Job. Pull out every line from the listing that has the word "Рабочая".

Supplied material.

^^^^

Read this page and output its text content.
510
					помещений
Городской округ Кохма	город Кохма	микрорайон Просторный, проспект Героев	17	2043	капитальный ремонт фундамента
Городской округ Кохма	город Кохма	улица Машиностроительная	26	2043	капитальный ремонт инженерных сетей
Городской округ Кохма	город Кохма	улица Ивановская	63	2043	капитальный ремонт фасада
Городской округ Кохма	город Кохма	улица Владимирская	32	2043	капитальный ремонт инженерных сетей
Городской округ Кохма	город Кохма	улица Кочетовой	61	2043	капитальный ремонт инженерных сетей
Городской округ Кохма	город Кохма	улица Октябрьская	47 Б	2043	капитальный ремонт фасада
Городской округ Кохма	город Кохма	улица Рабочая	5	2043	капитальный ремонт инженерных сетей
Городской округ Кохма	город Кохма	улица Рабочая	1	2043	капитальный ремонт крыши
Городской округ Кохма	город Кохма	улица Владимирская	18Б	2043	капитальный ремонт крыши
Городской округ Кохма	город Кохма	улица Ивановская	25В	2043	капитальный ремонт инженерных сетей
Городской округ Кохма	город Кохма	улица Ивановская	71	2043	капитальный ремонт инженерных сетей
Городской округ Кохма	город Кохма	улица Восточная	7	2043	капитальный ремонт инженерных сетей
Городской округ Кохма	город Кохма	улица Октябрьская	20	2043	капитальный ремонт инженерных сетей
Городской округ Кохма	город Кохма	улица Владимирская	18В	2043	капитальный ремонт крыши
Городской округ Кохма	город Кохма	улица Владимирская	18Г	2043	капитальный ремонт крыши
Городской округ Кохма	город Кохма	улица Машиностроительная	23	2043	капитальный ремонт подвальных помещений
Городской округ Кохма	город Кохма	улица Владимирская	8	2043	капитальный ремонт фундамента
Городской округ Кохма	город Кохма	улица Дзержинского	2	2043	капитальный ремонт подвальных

^^^^

The response.
Городской округ Кохма	город Кохма	улица Рабочая	5	2043	капитальный ремонт инженерных сетей
Городской округ Кохма	город Кохма	улица Рабочая	1	2043	капитальный ремонт крыши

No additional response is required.